▶ [EXERCISE MATERIAL]
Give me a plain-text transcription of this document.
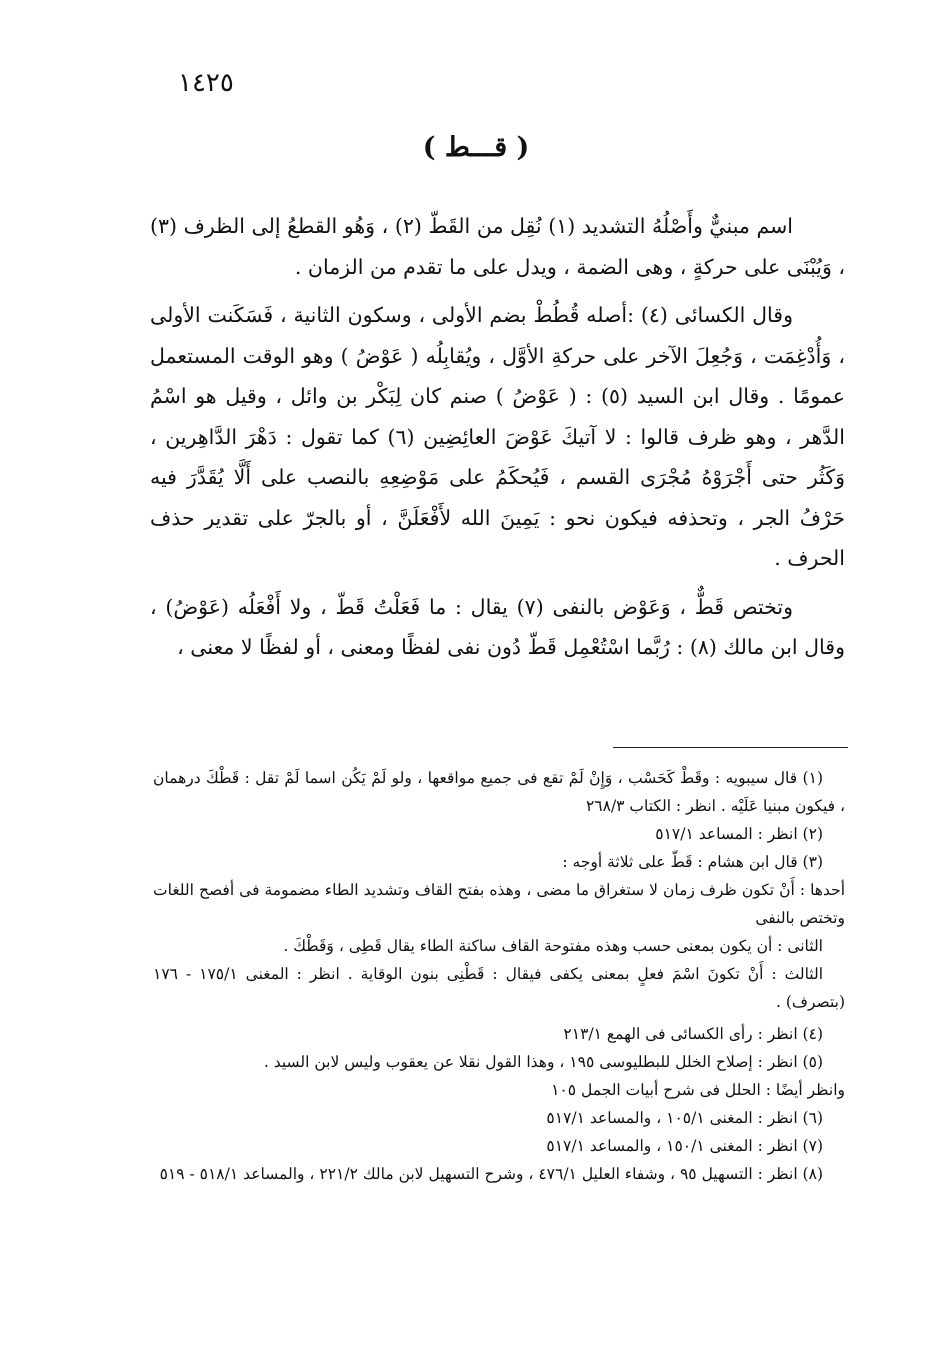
١٤٢٥
( قـــط )

اسم مبنيٌّ وأَصْلُهُ التشديد (١) نُقِل من القَطّ (٢) ، وَهُو القطعُ إلى الظرف (٣) ، وَيُبْنَى على حركةٍ ، وهى الضمة ، ويدل على ما تقدم من الزمان .

وقال الكسائى (٤) :أصله قُطُطْ بضم الأولى ، وسكون الثانية ، فَسَكَنت الأولى ، وَأُدْغِمَت ، وَجُعِلَ الآخر على حركةِ الأوَّل ، ويُقابِلُه ( عَوْضُ ) وهو الوقت المستعمل عمومًا . وقال ابن السيد (٥) : ( عَوْضُ ) صنم كان لِبَكْر بن وائل ، وقيل هو اسْمُ الدَّهر ، وهو ظرف قالوا : لا آتيكَ عَوْضَ العائِضِين (٦) كما تقول : دَهْرَ الدَّاهِرين ، وَكَثُر حتى أَجْرَوْهُ مُجْرَى القسم ، فَيُحكَمُ على مَوْضِعِهِ بالنصب على أَلَّا يُقَدَّرَ فيه حَرْفُ الجر ، وتحذفه فيكون نحو : يَمِينَ الله لأَفْعَلَنَّ ، أو بالجرّ على تقدير حذف الحرف .

وتختص قَطٌّ ، وَعَوْض بالنفى (٧) يقال : ما فَعَلْتُ قَطّ ، ولا أَفْعَلُه (عَوْضُ) ، وقال ابن مالك (٨) : رُبَّما اسْتُعْمِل قَطّ دُون نفى لفظًا ومعنى ، أو لفظًا لا معنى ،

(١) قال سيبويه : وقَطْ كَحَسْب ، وَإِنْ لَمْ تقع فى جميع مواقعها ، ولو لَمْ يَكُن اسما لَمْ تقل : قَطْكَ درهمان ، فيكون مبنيا عَلَيْه . انظر : الكتاب ٢٦٨/٣

(٢) انظر : المساعد ٥١٧/١

(٣) قال ابن هشام : قَطّ على ثلاثة أوجه :

أحدها : أَنْ تكون ظرف زمان لا ستغراق ما مضى ، وهذه بفتح القاف وتشديد الطاء مضمومة فى أفصح اللغات وتختص بالنفى

الثانى : أن يكون بمعنى حسب وهذه مفتوحة القاف ساكنة الطاء يقال قَطِى ، وَقَطْكَ .

الثالث : أَنْ تكونَ اسْمَ فعلٍ بمعنى يكفى فيقال : قَطْنِى بنون الوقاية . انظر : المغنى ١٧٥/١ - ١٧٦ (بتصرف) .

(٤) انظر : رأى الكسائى فى الهمع ٢١٣/١

(٥) انظر : إصلاح الخلل للبطليوسى ١٩٥ ، وهذا القول نقلا عن يعقوب وليس لابن السيد .

وانظر أيضًا : الحلل فى شرح أبيات الجمل ١٠٥

(٦) انظر : المغنى ١٠٥/١ ، والمساعد ٥١٧/١

(٧) انظر : المغنى ١٥٠/١ ، والمساعد ٥١٧/١

(٨) انظر : التسهيل ٩٥ ، وشفاء العليل ٤٧٦/١ ، وشرح التسهيل لابن مالك ٢٢١/٢ ، والمساعد ٥١٨/١ - ٥١٩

▶ [WHAT NEEDS TO BE DONE] Give the number of lines in the material above that have the word "وتختص" in them, and nothing more.

▶ [PROBLEM SOLUTION] 2